*Job*
Keep the pictures out of the copy and print all the entries below exactly.

*Records*
········

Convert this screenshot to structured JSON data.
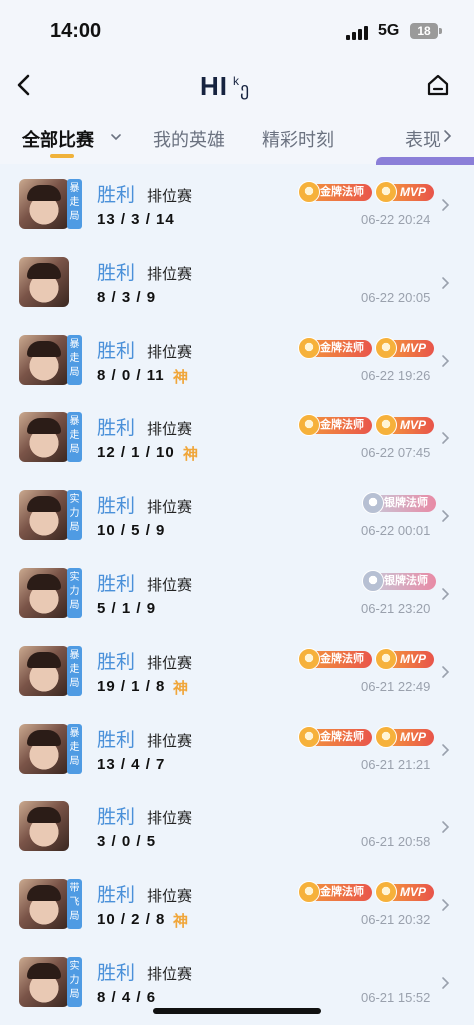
{
  "status_bar": {
    "time": "14:00",
    "network": "5G",
    "battery": "18"
  },
  "header": {
    "logo_main": "HI",
    "logo_sup": "k",
    "logo_extra": "ე"
  },
  "tabs": [
    {
      "label": "全部比赛"
    },
    {
      "label": "我的英雄"
    },
    {
      "label": "精彩时刻"
    },
    {
      "label": "表现"
    }
  ],
  "colors": {
    "accent": "#4a90d9",
    "highlight": "#f0a63a",
    "tab_underline": "#f0b23a"
  },
  "matches": [
    {
      "mode": "暴走局",
      "result": "胜利",
      "type": "排位赛",
      "kda": "13 / 3 / 14",
      "god": "",
      "badge1": "金牌法师",
      "badge1_kind": "gold",
      "mvp": "MVP",
      "time": "06-22 20:24"
    },
    {
      "mode": "",
      "result": "胜利",
      "type": "排位赛",
      "kda": "8 / 3 / 9",
      "god": "",
      "badge1": "",
      "badge1_kind": "",
      "mvp": "",
      "time": "06-22 20:05"
    },
    {
      "mode": "暴走局",
      "result": "胜利",
      "type": "排位赛",
      "kda": "8 / 0 / 11",
      "god": "神",
      "badge1": "金牌法师",
      "badge1_kind": "gold",
      "mvp": "MVP",
      "time": "06-22 19:26"
    },
    {
      "mode": "暴走局",
      "result": "胜利",
      "type": "排位赛",
      "kda": "12 / 1 / 10",
      "god": "神",
      "badge1": "金牌法师",
      "badge1_kind": "gold",
      "mvp": "MVP",
      "time": "06-22 07:45"
    },
    {
      "mode": "实力局",
      "result": "胜利",
      "type": "排位赛",
      "kda": "10 / 5 / 9",
      "god": "",
      "badge1": "银牌法师",
      "badge1_kind": "silver",
      "mvp": "",
      "time": "06-22 00:01"
    },
    {
      "mode": "实力局",
      "result": "胜利",
      "type": "排位赛",
      "kda": "5 / 1 / 9",
      "god": "",
      "badge1": "银牌法师",
      "badge1_kind": "silver",
      "mvp": "",
      "time": "06-21 23:20"
    },
    {
      "mode": "暴走局",
      "result": "胜利",
      "type": "排位赛",
      "kda": "19 / 1 / 8",
      "god": "神",
      "badge1": "金牌法师",
      "badge1_kind": "gold",
      "mvp": "MVP",
      "time": "06-21 22:49"
    },
    {
      "mode": "暴走局",
      "result": "胜利",
      "type": "排位赛",
      "kda": "13 / 4 / 7",
      "god": "",
      "badge1": "金牌法师",
      "badge1_kind": "gold",
      "mvp": "MVP",
      "time": "06-21 21:21"
    },
    {
      "mode": "",
      "result": "胜利",
      "type": "排位赛",
      "kda": "3 / 0 / 5",
      "god": "",
      "badge1": "",
      "badge1_kind": "",
      "mvp": "",
      "time": "06-21 20:58"
    },
    {
      "mode": "带飞局",
      "result": "胜利",
      "type": "排位赛",
      "kda": "10 / 2 / 8",
      "god": "神",
      "badge1": "金牌法师",
      "badge1_kind": "gold",
      "mvp": "MVP",
      "time": "06-21 20:32"
    },
    {
      "mode": "实力局",
      "result": "胜利",
      "type": "排位赛",
      "kda": "8 / 4 / 6",
      "god": "",
      "badge1": "",
      "badge1_kind": "",
      "mvp": "",
      "time": "06-21 15:52"
    }
  ]
}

········

*Complete output*
Convert this screenshot to structured JSON data.
{
  "status_bar": {
    "time": "14:00",
    "network": "5G",
    "battery": "18"
  },
  "header": {
    "logo_main": "HI",
    "logo_sup": "k",
    "logo_extra": "ე"
  },
  "tabs": [
    {
      "label": "全部比赛"
    },
    {
      "label": "我的英雄"
    },
    {
      "label": "精彩时刻"
    },
    {
      "label": "表现"
    }
  ],
  "colors": {
    "accent": "#4a90d9",
    "highlight": "#f0a63a",
    "tab_underline": "#f0b23a"
  },
  "matches": [
    {
      "mode": "暴走局",
      "result": "胜利",
      "type": "排位赛",
      "kda": "13 / 3 / 14",
      "god": "",
      "badge1": "金牌法师",
      "badge1_kind": "gold",
      "mvp": "MVP",
      "time": "06-22 20:24"
    },
    {
      "mode": "",
      "result": "胜利",
      "type": "排位赛",
      "kda": "8 / 3 / 9",
      "god": "",
      "badge1": "",
      "badge1_kind": "",
      "mvp": "",
      "time": "06-22 20:05"
    },
    {
      "mode": "暴走局",
      "result": "胜利",
      "type": "排位赛",
      "kda": "8 / 0 / 11",
      "god": "神",
      "badge1": "金牌法师",
      "badge1_kind": "gold",
      "mvp": "MVP",
      "time": "06-22 19:26"
    },
    {
      "mode": "暴走局",
      "result": "胜利",
      "type": "排位赛",
      "kda": "12 / 1 / 10",
      "god": "神",
      "badge1": "金牌法师",
      "badge1_kind": "gold",
      "mvp": "MVP",
      "time": "06-22 07:45"
    },
    {
      "mode": "实力局",
      "result": "胜利",
      "type": "排位赛",
      "kda": "10 / 5 / 9",
      "god": "",
      "badge1": "银牌法师",
      "badge1_kind": "silver",
      "mvp": "",
      "time": "06-22 00:01"
    },
    {
      "mode": "实力局",
      "result": "胜利",
      "type": "排位赛",
      "kda": "5 / 1 / 9",
      "god": "",
      "badge1": "银牌法师",
      "badge1_kind": "silver",
      "mvp": "",
      "time": "06-21 23:20"
    },
    {
      "mode": "暴走局",
      "result": "胜利",
      "type": "排位赛",
      "kda": "19 / 1 / 8",
      "god": "神",
      "badge1": "金牌法师",
      "badge1_kind": "gold",
      "mvp": "MVP",
      "time": "06-21 22:49"
    },
    {
      "mode": "暴走局",
      "result": "胜利",
      "type": "排位赛",
      "kda": "13 / 4 / 7",
      "god": "",
      "badge1": "金牌法师",
      "badge1_kind": "gold",
      "mvp": "MVP",
      "time": "06-21 21:21"
    },
    {
      "mode": "",
      "result": "胜利",
      "type": "排位赛",
      "kda": "3 / 0 / 5",
      "god": "",
      "badge1": "",
      "badge1_kind": "",
      "mvp": "",
      "time": "06-21 20:58"
    },
    {
      "mode": "带飞局",
      "result": "胜利",
      "type": "排位赛",
      "kda": "10 / 2 / 8",
      "god": "神",
      "badge1": "金牌法师",
      "badge1_kind": "gold",
      "mvp": "MVP",
      "time": "06-21 20:32"
    },
    {
      "mode": "实力局",
      "result": "胜利",
      "type": "排位赛",
      "kda": "8 / 4 / 6",
      "god": "",
      "badge1": "",
      "badge1_kind": "",
      "mvp": "",
      "time": "06-21 15:52"
    }
  ]
}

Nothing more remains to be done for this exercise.